--- Description of the task ---
Extract the complete data exactly as given.

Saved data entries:
***

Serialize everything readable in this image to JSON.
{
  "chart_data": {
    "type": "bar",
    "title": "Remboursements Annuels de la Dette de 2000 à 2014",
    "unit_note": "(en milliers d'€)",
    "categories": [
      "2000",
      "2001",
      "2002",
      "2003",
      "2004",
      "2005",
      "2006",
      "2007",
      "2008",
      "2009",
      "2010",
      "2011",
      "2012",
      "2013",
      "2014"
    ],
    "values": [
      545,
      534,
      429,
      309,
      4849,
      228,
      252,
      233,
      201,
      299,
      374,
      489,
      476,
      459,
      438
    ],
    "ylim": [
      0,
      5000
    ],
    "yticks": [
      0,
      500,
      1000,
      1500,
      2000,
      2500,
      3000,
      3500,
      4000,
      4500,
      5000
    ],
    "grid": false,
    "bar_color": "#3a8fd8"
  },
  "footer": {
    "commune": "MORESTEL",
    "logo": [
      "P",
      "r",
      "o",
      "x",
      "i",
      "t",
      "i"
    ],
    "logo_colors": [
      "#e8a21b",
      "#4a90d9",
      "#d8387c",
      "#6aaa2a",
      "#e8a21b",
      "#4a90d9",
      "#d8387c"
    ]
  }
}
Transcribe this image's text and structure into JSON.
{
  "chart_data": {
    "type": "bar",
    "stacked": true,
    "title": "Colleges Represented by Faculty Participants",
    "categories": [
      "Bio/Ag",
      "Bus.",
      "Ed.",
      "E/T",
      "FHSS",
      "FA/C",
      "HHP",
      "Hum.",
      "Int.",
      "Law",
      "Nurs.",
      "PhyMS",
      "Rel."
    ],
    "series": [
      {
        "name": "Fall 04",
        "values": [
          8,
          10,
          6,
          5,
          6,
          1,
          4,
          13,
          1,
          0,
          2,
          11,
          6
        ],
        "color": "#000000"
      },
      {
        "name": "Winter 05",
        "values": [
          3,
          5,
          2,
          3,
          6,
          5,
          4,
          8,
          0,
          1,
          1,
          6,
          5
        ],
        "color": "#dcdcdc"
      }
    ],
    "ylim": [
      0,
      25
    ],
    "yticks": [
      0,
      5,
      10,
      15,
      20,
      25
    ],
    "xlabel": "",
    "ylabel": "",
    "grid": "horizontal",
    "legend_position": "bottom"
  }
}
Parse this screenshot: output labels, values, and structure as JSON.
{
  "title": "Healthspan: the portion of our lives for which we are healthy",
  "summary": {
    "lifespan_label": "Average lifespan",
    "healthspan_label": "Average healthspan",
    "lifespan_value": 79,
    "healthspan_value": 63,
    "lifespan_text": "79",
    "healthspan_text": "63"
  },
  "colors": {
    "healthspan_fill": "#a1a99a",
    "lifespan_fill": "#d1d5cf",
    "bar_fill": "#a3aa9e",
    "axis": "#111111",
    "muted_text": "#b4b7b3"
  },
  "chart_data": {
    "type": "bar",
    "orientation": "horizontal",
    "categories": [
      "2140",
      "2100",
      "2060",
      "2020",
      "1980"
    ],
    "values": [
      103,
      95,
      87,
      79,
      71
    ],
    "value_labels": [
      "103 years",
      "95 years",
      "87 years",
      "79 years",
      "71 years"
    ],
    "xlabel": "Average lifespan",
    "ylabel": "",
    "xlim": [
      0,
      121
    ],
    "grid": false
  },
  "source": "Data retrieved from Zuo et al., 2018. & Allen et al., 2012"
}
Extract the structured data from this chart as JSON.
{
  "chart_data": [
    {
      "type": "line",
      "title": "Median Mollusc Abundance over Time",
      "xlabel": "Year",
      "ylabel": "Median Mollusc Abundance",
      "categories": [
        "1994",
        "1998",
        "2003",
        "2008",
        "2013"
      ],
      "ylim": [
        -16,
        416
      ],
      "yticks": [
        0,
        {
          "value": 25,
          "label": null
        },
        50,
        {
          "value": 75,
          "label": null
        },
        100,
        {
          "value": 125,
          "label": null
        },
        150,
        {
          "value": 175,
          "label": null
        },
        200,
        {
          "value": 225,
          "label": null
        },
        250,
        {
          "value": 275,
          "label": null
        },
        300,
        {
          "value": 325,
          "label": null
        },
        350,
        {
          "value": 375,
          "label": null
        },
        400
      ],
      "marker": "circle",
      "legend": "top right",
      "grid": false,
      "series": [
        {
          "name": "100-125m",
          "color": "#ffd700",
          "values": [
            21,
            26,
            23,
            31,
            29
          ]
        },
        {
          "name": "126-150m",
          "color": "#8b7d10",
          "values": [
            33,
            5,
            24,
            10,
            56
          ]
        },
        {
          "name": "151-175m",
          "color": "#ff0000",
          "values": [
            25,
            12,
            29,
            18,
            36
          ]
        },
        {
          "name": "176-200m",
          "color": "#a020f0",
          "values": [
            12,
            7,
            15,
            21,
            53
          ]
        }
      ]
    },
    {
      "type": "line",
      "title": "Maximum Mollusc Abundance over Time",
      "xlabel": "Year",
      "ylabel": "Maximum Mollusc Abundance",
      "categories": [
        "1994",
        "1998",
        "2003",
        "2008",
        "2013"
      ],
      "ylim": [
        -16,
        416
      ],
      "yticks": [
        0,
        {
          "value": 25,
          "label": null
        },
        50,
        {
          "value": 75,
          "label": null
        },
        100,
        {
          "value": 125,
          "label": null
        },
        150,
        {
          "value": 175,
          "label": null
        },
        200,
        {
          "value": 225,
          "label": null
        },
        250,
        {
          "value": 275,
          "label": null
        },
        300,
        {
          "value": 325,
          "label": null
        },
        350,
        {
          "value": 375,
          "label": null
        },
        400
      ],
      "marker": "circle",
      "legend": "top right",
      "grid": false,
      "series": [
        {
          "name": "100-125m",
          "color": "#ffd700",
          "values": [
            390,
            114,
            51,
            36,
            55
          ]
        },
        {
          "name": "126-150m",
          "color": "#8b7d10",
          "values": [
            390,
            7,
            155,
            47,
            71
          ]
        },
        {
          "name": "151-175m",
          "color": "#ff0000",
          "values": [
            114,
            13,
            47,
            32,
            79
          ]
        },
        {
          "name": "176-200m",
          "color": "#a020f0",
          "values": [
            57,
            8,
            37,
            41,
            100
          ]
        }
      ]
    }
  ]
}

***

--- Complete output ---
Serialize everything readable in this image to JSON.
{
  "chart_data": {
    "type": "bar",
    "title": "Remboursements Annuels de la Dette de 2000 à 2014",
    "unit_note": "(en milliers d'€)",
    "categories": [
      "2000",
      "2001",
      "2002",
      "2003",
      "2004",
      "2005",
      "2006",
      "2007",
      "2008",
      "2009",
      "2010",
      "2011",
      "2012",
      "2013",
      "2014"
    ],
    "values": [
      545,
      534,
      429,
      309,
      4849,
      228,
      252,
      233,
      201,
      299,
      374,
      489,
      476,
      459,
      438
    ],
    "ylim": [
      0,
      5000
    ],
    "yticks": [
      0,
      500,
      1000,
      1500,
      2000,
      2500,
      3000,
      3500,
      4000,
      4500,
      5000
    ],
    "grid": false,
    "bar_color": "#3a8fd8"
  },
  "footer": {
    "commune": "MORESTEL",
    "logo": [
      "P",
      "r",
      "o",
      "x",
      "i",
      "t",
      "i"
    ],
    "logo_colors": [
      "#e8a21b",
      "#4a90d9",
      "#d8387c",
      "#6aaa2a",
      "#e8a21b",
      "#4a90d9",
      "#d8387c"
    ]
  }
}
Transcribe this image's text and structure into JSON.
{
  "chart_data": {
    "type": "bar",
    "stacked": true,
    "title": "Colleges Represented by Faculty Participants",
    "categories": [
      "Bio/Ag",
      "Bus.",
      "Ed.",
      "E/T",
      "FHSS",
      "FA/C",
      "HHP",
      "Hum.",
      "Int.",
      "Law",
      "Nurs.",
      "PhyMS",
      "Rel."
    ],
    "series": [
      {
        "name": "Fall 04",
        "values": [
          8,
          10,
          6,
          5,
          6,
          1,
          4,
          13,
          1,
          0,
          2,
          11,
          6
        ],
        "color": "#000000"
      },
      {
        "name": "Winter 05",
        "values": [
          3,
          5,
          2,
          3,
          6,
          5,
          4,
          8,
          0,
          1,
          1,
          6,
          5
        ],
        "color": "#dcdcdc"
      }
    ],
    "ylim": [
      0,
      25
    ],
    "yticks": [
      0,
      5,
      10,
      15,
      20,
      25
    ],
    "xlabel": "",
    "ylabel": "",
    "grid": "horizontal",
    "legend_position": "bottom"
  }
}
Parse this screenshot: output labels, values, and structure as JSON.
{
  "title": "Healthspan: the portion of our lives for which we are healthy",
  "summary": {
    "lifespan_label": "Average lifespan",
    "healthspan_label": "Average healthspan",
    "lifespan_value": 79,
    "healthspan_value": 63,
    "lifespan_text": "79",
    "healthspan_text": "63"
  },
  "colors": {
    "healthspan_fill": "#a1a99a",
    "lifespan_fill": "#d1d5cf",
    "bar_fill": "#a3aa9e",
    "axis": "#111111",
    "muted_text": "#b4b7b3"
  },
  "chart_data": {
    "type": "bar",
    "orientation": "horizontal",
    "categories": [
      "2140",
      "2100",
      "2060",
      "2020",
      "1980"
    ],
    "values": [
      103,
      95,
      87,
      79,
      71
    ],
    "value_labels": [
      "103 years",
      "95 years",
      "87 years",
      "79 years",
      "71 years"
    ],
    "xlabel": "Average lifespan",
    "ylabel": "",
    "xlim": [
      0,
      121
    ],
    "grid": false
  },
  "source": "Data retrieved from Zuo et al., 2018. & Allen et al., 2012"
}
Extract the structured data from this chart as JSON.
{
  "chart_data": [
    {
      "type": "line",
      "title": "Median Mollusc Abundance over Time",
      "xlabel": "Year",
      "ylabel": "Median Mollusc Abundance",
      "categories": [
        "1994",
        "1998",
        "2003",
        "2008",
        "2013"
      ],
      "ylim": [
        -16,
        416
      ],
      "yticks": [
        0,
        {
          "value": 25,
          "label": null
        },
        50,
        {
          "value": 75,
          "label": null
        },
        100,
        {
          "value": 125,
          "label": null
        },
        150,
        {
          "value": 175,
          "label": null
        },
        200,
        {
          "value": 225,
          "label": null
        },
        250,
        {
          "value": 275,
          "label": null
        },
        300,
        {
          "value": 325,
          "label": null
        },
        350,
        {
          "value": 375,
          "label": null
        },
        400
      ],
      "marker": "circle",
      "legend": "top right",
      "grid": false,
      "series": [
        {
          "name": "100-125m",
          "color": "#ffd700",
          "values": [
            21,
            26,
            23,
            31,
            29
          ]
        },
        {
          "name": "126-150m",
          "color": "#8b7d10",
          "values": [
            33,
            5,
            24,
            10,
            56
          ]
        },
        {
          "name": "151-175m",
          "color": "#ff0000",
          "values": [
            25,
            12,
            29,
            18,
            36
          ]
        },
        {
          "name": "176-200m",
          "color": "#a020f0",
          "values": [
            12,
            7,
            15,
            21,
            53
          ]
        }
      ]
    },
    {
      "type": "line",
      "title": "Maximum Mollusc Abundance over Time",
      "xlabel": "Year",
      "ylabel": "Maximum Mollusc Abundance",
      "categories": [
        "1994",
        "1998",
        "2003",
        "2008",
        "2013"
      ],
      "ylim": [
        -16,
        416
      ],
      "yticks": [
        0,
        {
          "value": 25,
          "label": null
        },
        50,
        {
          "value": 75,
          "label": null
        },
        100,
        {
          "value": 125,
          "label": null
        },
        150,
        {
          "value": 175,
          "label": null
        },
        200,
        {
          "value": 225,
          "label": null
        },
        250,
        {
          "value": 275,
          "label": null
        },
        300,
        {
          "value": 325,
          "label": null
        },
        350,
        {
          "value": 375,
          "label": null
        },
        400
      ],
      "marker": "circle",
      "legend": "top right",
      "grid": false,
      "series": [
        {
          "name": "100-125m",
          "color": "#ffd700",
          "values": [
            390,
            114,
            51,
            36,
            55
          ]
        },
        {
          "name": "126-150m",
          "color": "#8b7d10",
          "values": [
            390,
            7,
            155,
            47,
            71
          ]
        },
        {
          "name": "151-175m",
          "color": "#ff0000",
          "values": [
            114,
            13,
            47,
            32,
            79
          ]
        },
        {
          "name": "176-200m",
          "color": "#a020f0",
          "values": [
            57,
            8,
            37,
            41,
            100
          ]
        }
      ]
    }
  ]
}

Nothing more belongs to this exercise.